[Saved data entries]
+ + +
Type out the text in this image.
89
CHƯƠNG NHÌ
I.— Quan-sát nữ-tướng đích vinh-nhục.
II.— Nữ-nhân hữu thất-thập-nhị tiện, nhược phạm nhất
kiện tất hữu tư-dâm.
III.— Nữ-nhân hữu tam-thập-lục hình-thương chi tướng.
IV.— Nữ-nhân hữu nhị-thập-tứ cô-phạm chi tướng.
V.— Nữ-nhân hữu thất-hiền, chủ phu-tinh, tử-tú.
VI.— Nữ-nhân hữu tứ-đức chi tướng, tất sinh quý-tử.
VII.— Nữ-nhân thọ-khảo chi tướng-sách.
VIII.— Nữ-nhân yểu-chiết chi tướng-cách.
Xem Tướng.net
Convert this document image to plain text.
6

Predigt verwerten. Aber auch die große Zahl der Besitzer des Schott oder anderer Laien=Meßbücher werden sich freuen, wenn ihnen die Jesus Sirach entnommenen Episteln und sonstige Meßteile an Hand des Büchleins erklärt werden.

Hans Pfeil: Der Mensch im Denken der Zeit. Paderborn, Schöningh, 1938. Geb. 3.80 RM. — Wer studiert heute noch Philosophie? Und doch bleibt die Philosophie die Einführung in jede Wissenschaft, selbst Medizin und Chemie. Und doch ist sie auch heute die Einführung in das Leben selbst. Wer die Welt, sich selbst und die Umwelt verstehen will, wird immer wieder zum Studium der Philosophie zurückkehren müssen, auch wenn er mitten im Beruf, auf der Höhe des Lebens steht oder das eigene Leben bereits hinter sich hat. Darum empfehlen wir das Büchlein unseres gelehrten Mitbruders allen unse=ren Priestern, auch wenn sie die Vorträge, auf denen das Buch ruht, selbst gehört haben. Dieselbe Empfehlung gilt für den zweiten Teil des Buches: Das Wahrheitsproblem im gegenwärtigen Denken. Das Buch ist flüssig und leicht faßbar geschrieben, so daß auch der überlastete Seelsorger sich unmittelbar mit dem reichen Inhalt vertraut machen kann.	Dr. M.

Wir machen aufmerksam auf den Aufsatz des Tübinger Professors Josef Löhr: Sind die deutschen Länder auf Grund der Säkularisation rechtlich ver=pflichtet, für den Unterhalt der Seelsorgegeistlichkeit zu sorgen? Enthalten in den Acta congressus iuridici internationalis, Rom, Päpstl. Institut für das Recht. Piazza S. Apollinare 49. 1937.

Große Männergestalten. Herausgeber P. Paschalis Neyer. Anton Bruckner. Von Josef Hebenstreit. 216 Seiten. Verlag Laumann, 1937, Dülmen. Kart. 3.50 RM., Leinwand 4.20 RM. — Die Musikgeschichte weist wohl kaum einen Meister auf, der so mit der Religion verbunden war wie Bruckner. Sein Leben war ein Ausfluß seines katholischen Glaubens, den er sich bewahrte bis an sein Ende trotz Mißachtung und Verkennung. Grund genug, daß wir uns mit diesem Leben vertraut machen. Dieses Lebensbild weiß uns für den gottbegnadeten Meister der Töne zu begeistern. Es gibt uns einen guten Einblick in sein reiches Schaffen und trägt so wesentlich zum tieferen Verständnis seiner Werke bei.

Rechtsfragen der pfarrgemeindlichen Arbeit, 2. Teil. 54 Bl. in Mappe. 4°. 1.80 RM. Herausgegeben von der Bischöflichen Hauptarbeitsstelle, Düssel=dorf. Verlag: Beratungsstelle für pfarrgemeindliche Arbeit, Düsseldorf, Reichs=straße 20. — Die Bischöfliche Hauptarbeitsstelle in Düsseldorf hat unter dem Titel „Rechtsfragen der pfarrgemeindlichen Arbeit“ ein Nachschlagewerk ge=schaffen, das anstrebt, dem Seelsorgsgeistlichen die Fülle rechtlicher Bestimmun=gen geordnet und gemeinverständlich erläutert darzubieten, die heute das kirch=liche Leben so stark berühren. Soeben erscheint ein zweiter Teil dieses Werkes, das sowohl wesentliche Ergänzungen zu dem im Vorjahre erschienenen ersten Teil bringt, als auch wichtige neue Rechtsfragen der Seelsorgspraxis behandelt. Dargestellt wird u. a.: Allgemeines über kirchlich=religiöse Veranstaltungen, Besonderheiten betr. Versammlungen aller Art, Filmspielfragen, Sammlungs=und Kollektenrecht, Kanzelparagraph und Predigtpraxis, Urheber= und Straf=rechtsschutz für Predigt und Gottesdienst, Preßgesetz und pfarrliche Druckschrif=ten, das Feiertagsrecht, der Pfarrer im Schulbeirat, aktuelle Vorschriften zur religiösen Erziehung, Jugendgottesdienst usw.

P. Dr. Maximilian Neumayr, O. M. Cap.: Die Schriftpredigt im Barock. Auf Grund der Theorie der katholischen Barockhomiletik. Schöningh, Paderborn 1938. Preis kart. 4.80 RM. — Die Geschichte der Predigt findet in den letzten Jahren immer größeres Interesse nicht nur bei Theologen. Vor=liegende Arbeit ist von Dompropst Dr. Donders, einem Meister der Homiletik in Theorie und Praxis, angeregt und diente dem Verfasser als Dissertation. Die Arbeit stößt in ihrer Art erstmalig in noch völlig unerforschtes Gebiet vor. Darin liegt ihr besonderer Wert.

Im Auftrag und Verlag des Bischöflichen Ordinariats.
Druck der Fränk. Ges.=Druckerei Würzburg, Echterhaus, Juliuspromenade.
+ + +
> **Exercise brief**:
Copy each line above that contains the string "this".

> **Reply**:
Type out the text in this image.
Convert this document image to plain text.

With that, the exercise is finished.